--- Start ---

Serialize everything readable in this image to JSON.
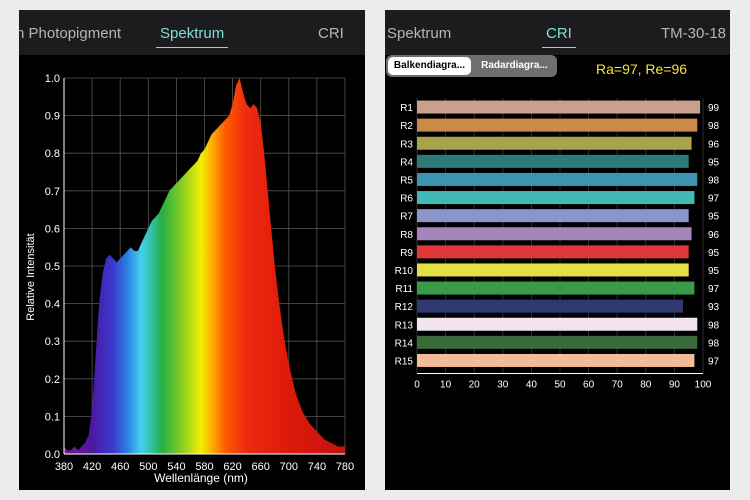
{
  "left_panel": {
    "tabs": [
      {
        "label": "n Photopigment",
        "active": false
      },
      {
        "label": "Spektrum",
        "active": true
      },
      {
        "label": "CRI",
        "active": false
      }
    ]
  },
  "right_panel": {
    "tabs": [
      {
        "label": "Spektrum",
        "active": false
      },
      {
        "label": "CRI",
        "active": true
      },
      {
        "label": "TM-30-18",
        "active": false
      }
    ],
    "segmented": {
      "selected": "Balkendiagra...",
      "other": "Radardiagra..."
    },
    "summary": "Ra=97, Re=96"
  },
  "chart_data": [
    {
      "type": "area",
      "title": "",
      "xlabel": "Wellenlänge (nm)",
      "ylabel": "Relative Intensität",
      "xlim": [
        380,
        780
      ],
      "ylim": [
        0,
        1.0
      ],
      "grid": true,
      "x_ticks": [
        "380",
        "420",
        "460",
        "500",
        "540",
        "580",
        "620",
        "660",
        "700",
        "740",
        "780"
      ],
      "y_ticks": [
        "0.0",
        "0.1",
        "0.2",
        "0.3",
        "0.4",
        "0.5",
        "0.6",
        "0.7",
        "0.8",
        "0.9",
        "1.0"
      ],
      "fill": "visible-spectrum colors by wavelength",
      "x": [
        380,
        385,
        390,
        395,
        400,
        405,
        410,
        415,
        420,
        425,
        430,
        435,
        440,
        445,
        450,
        455,
        460,
        465,
        470,
        475,
        480,
        485,
        490,
        495,
        500,
        505,
        510,
        515,
        520,
        525,
        530,
        535,
        540,
        545,
        550,
        555,
        560,
        565,
        570,
        575,
        580,
        585,
        590,
        595,
        600,
        605,
        610,
        615,
        620,
        625,
        630,
        635,
        640,
        645,
        650,
        655,
        660,
        665,
        670,
        675,
        680,
        685,
        690,
        695,
        700,
        710,
        720,
        730,
        740,
        750,
        760,
        770,
        780
      ],
      "y": [
        0.02,
        0.01,
        0.01,
        0.02,
        0.01,
        0.02,
        0.03,
        0.05,
        0.12,
        0.26,
        0.4,
        0.48,
        0.52,
        0.53,
        0.52,
        0.51,
        0.52,
        0.53,
        0.54,
        0.55,
        0.54,
        0.54,
        0.56,
        0.58,
        0.6,
        0.62,
        0.63,
        0.64,
        0.66,
        0.68,
        0.7,
        0.71,
        0.72,
        0.73,
        0.74,
        0.75,
        0.76,
        0.77,
        0.78,
        0.8,
        0.81,
        0.83,
        0.85,
        0.86,
        0.87,
        0.88,
        0.89,
        0.9,
        0.93,
        0.98,
        1.0,
        0.96,
        0.93,
        0.92,
        0.93,
        0.92,
        0.88,
        0.8,
        0.7,
        0.6,
        0.5,
        0.42,
        0.35,
        0.29,
        0.24,
        0.16,
        0.11,
        0.08,
        0.06,
        0.04,
        0.03,
        0.02,
        0.02
      ]
    },
    {
      "type": "bar",
      "orientation": "horizontal",
      "title": "",
      "xlim": [
        0,
        100
      ],
      "grid": true,
      "x_ticks": [
        "0",
        "10",
        "20",
        "30",
        "40",
        "50",
        "60",
        "70",
        "80",
        "90",
        "100"
      ],
      "categories": [
        "R1",
        "R2",
        "R3",
        "R4",
        "R5",
        "R6",
        "R7",
        "R8",
        "R9",
        "R10",
        "R11",
        "R12",
        "R13",
        "R14",
        "R15"
      ],
      "values": [
        99,
        98,
        96,
        95,
        98,
        97,
        95,
        96,
        95,
        95,
        97,
        93,
        98,
        98,
        97
      ],
      "colors": [
        "#c9a08c",
        "#c98a4a",
        "#a8a44a",
        "#2e7a76",
        "#3c94b2",
        "#44b8b4",
        "#8c94cc",
        "#a486bc",
        "#e03838",
        "#e2e044",
        "#3a9a48",
        "#303870",
        "#f2e4ee",
        "#3a6a3a",
        "#f2bc96"
      ]
    }
  ]
}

--- End ---

## Exercise description
All of the records need repeating exactly, except for the pictures.

## Result
Serialize everything readable in this image to JSON.
{
  "left_panel": {
    "tabs": [
      {
        "label": "n Photopigment",
        "active": false
      },
      {
        "label": "Spektrum",
        "active": true
      },
      {
        "label": "CRI",
        "active": false
      }
    ]
  },
  "right_panel": {
    "tabs": [
      {
        "label": "Spektrum",
        "active": false
      },
      {
        "label": "CRI",
        "active": true
      },
      {
        "label": "TM-30-18",
        "active": false
      }
    ],
    "segmented": {
      "selected": "Balkendiagra...",
      "other": "Radardiagra..."
    },
    "summary": "Ra=97, Re=96"
  },
  "chart_data": [
    {
      "type": "area",
      "title": "",
      "xlabel": "Wellenlänge (nm)",
      "ylabel": "Relative Intensität",
      "xlim": [
        380,
        780
      ],
      "ylim": [
        0,
        1.0
      ],
      "grid": true,
      "x_ticks": [
        "380",
        "420",
        "460",
        "500",
        "540",
        "580",
        "620",
        "660",
        "700",
        "740",
        "780"
      ],
      "y_ticks": [
        "0.0",
        "0.1",
        "0.2",
        "0.3",
        "0.4",
        "0.5",
        "0.6",
        "0.7",
        "0.8",
        "0.9",
        "1.0"
      ],
      "fill": "visible-spectrum colors by wavelength",
      "x": [
        380,
        385,
        390,
        395,
        400,
        405,
        410,
        415,
        420,
        425,
        430,
        435,
        440,
        445,
        450,
        455,
        460,
        465,
        470,
        475,
        480,
        485,
        490,
        495,
        500,
        505,
        510,
        515,
        520,
        525,
        530,
        535,
        540,
        545,
        550,
        555,
        560,
        565,
        570,
        575,
        580,
        585,
        590,
        595,
        600,
        605,
        610,
        615,
        620,
        625,
        630,
        635,
        640,
        645,
        650,
        655,
        660,
        665,
        670,
        675,
        680,
        685,
        690,
        695,
        700,
        710,
        720,
        730,
        740,
        750,
        760,
        770,
        780
      ],
      "y": [
        0.02,
        0.01,
        0.01,
        0.02,
        0.01,
        0.02,
        0.03,
        0.05,
        0.12,
        0.26,
        0.4,
        0.48,
        0.52,
        0.53,
        0.52,
        0.51,
        0.52,
        0.53,
        0.54,
        0.55,
        0.54,
        0.54,
        0.56,
        0.58,
        0.6,
        0.62,
        0.63,
        0.64,
        0.66,
        0.68,
        0.7,
        0.71,
        0.72,
        0.73,
        0.74,
        0.75,
        0.76,
        0.77,
        0.78,
        0.8,
        0.81,
        0.83,
        0.85,
        0.86,
        0.87,
        0.88,
        0.89,
        0.9,
        0.93,
        0.98,
        1.0,
        0.96,
        0.93,
        0.92,
        0.93,
        0.92,
        0.88,
        0.8,
        0.7,
        0.6,
        0.5,
        0.42,
        0.35,
        0.29,
        0.24,
        0.16,
        0.11,
        0.08,
        0.06,
        0.04,
        0.03,
        0.02,
        0.02
      ]
    },
    {
      "type": "bar",
      "orientation": "horizontal",
      "title": "",
      "xlim": [
        0,
        100
      ],
      "grid": true,
      "x_ticks": [
        "0",
        "10",
        "20",
        "30",
        "40",
        "50",
        "60",
        "70",
        "80",
        "90",
        "100"
      ],
      "categories": [
        "R1",
        "R2",
        "R3",
        "R4",
        "R5",
        "R6",
        "R7",
        "R8",
        "R9",
        "R10",
        "R11",
        "R12",
        "R13",
        "R14",
        "R15"
      ],
      "values": [
        99,
        98,
        96,
        95,
        98,
        97,
        95,
        96,
        95,
        95,
        97,
        93,
        98,
        98,
        97
      ],
      "colors": [
        "#c9a08c",
        "#c98a4a",
        "#a8a44a",
        "#2e7a76",
        "#3c94b2",
        "#44b8b4",
        "#8c94cc",
        "#a486bc",
        "#e03838",
        "#e2e044",
        "#3a9a48",
        "#303870",
        "#f2e4ee",
        "#3a6a3a",
        "#f2bc96"
      ]
    }
  ]
}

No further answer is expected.